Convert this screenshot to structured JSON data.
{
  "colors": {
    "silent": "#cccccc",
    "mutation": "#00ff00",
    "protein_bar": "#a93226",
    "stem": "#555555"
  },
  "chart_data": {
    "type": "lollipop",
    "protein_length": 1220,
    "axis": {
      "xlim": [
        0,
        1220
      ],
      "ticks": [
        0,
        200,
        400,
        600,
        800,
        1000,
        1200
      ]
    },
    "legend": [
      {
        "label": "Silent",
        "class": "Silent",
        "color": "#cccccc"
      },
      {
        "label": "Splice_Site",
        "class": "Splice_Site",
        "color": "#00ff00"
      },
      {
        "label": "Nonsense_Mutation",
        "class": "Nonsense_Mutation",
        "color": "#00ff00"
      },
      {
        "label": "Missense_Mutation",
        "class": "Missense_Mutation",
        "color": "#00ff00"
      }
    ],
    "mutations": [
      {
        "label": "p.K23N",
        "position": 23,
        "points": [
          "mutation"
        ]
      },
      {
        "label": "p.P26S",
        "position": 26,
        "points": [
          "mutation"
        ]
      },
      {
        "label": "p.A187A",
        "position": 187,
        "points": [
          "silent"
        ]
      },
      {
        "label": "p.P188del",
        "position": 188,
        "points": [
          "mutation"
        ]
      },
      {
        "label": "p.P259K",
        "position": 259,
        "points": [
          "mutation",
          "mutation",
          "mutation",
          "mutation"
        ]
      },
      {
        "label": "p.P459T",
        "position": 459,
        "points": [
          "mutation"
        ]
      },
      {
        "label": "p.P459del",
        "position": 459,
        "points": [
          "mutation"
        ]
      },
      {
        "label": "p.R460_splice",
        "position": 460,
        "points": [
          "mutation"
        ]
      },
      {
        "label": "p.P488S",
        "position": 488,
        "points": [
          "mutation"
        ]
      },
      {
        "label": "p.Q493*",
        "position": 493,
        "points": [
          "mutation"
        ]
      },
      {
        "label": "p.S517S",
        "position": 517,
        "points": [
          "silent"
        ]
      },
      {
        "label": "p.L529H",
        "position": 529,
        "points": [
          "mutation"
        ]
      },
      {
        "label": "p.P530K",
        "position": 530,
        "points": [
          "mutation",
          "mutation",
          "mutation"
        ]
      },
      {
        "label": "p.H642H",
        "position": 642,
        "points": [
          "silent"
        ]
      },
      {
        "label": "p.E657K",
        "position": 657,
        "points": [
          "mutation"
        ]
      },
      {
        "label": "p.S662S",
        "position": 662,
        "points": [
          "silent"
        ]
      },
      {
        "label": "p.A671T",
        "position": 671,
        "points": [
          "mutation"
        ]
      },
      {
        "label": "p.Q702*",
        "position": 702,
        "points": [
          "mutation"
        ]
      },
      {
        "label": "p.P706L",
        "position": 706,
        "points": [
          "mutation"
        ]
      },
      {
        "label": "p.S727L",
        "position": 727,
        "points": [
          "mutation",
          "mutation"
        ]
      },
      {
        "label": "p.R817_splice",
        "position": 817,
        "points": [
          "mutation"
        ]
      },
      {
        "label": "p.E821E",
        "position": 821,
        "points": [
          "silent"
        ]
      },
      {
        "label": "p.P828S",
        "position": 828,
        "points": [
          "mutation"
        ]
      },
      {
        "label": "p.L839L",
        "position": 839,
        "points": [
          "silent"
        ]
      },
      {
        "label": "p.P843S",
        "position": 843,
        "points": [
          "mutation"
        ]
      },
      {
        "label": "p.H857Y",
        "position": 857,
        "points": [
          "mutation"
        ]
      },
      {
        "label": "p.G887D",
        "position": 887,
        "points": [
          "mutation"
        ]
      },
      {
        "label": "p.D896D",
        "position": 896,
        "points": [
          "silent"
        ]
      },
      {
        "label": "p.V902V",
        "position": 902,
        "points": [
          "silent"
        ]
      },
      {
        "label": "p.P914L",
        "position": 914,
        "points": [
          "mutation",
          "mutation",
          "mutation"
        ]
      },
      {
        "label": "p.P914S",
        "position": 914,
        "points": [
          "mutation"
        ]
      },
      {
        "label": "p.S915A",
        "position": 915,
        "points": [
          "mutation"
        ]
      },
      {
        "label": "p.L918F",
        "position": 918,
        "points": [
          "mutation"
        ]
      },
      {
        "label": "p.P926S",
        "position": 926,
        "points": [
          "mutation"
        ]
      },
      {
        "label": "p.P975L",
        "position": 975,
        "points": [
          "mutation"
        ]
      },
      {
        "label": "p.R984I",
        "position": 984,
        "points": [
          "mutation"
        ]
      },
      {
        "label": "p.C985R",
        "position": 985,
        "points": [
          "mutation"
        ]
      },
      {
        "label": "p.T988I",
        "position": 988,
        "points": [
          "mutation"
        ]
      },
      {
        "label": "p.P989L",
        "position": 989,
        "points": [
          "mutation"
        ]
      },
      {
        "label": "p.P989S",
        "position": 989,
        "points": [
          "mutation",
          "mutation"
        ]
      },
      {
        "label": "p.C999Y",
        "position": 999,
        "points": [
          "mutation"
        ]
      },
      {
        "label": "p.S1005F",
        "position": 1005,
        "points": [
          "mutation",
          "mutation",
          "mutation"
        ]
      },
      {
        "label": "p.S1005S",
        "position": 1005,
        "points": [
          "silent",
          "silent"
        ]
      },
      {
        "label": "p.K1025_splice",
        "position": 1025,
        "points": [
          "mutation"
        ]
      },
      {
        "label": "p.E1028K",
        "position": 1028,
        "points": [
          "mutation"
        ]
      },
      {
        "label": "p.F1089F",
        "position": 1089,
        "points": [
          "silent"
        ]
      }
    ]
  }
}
* * * *
• _Exercise directions_
Using the entries above, return each line in which the word "class" occurs.

• _Response below_
        "class": "Silent",
        "class": "Splice_Site",
        "class": "Nonsense_Mutation",
        "class": "Missense_Mutation",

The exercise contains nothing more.